### [Set problem]
Wherever the word "不正确的是" appears in a line, extract that line.

### [Rows]
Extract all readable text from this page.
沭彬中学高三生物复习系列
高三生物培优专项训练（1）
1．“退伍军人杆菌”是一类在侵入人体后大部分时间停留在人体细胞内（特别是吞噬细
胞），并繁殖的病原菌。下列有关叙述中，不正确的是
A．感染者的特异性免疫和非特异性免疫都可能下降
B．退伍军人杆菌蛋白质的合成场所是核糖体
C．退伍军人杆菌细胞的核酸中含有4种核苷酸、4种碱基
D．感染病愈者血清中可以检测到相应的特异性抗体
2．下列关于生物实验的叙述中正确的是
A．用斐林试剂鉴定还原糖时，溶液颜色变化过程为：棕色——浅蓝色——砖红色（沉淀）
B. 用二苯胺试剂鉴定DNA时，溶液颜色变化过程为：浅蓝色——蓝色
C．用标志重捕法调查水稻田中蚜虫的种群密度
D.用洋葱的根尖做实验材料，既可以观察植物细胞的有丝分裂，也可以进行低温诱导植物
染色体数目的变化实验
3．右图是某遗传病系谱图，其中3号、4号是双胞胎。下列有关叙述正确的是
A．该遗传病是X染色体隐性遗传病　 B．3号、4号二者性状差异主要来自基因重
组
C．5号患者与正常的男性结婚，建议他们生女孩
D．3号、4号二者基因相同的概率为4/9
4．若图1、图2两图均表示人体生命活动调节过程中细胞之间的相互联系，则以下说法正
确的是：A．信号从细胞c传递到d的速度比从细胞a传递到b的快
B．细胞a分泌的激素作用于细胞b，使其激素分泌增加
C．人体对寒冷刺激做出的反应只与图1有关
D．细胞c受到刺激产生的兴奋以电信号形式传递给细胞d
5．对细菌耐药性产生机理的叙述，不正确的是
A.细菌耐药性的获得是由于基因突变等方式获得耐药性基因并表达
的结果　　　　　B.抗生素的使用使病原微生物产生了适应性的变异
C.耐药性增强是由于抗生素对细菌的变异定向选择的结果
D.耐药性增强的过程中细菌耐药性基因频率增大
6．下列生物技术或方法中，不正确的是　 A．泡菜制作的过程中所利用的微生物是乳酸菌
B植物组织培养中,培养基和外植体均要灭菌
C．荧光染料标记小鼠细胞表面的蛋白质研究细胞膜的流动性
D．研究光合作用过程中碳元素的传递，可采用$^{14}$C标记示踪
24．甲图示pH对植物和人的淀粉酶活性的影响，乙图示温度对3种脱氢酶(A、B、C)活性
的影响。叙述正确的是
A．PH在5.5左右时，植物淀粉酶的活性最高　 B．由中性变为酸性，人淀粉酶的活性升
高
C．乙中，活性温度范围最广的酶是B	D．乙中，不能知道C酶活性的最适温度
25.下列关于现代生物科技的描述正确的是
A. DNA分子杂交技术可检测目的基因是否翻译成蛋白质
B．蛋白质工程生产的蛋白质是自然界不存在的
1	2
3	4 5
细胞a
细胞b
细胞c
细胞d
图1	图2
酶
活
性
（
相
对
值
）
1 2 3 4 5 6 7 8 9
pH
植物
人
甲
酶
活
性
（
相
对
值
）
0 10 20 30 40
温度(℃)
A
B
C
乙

### [Solution below]
胞），并繁殖的病原菌。下列有关叙述中，不正确的是
5．对细菌耐药性产生机理的叙述，不正确的是
6．下列生物技术或方法中，不正确的是　 A．泡菜制作的过程中所利用的微生物是乳酸菌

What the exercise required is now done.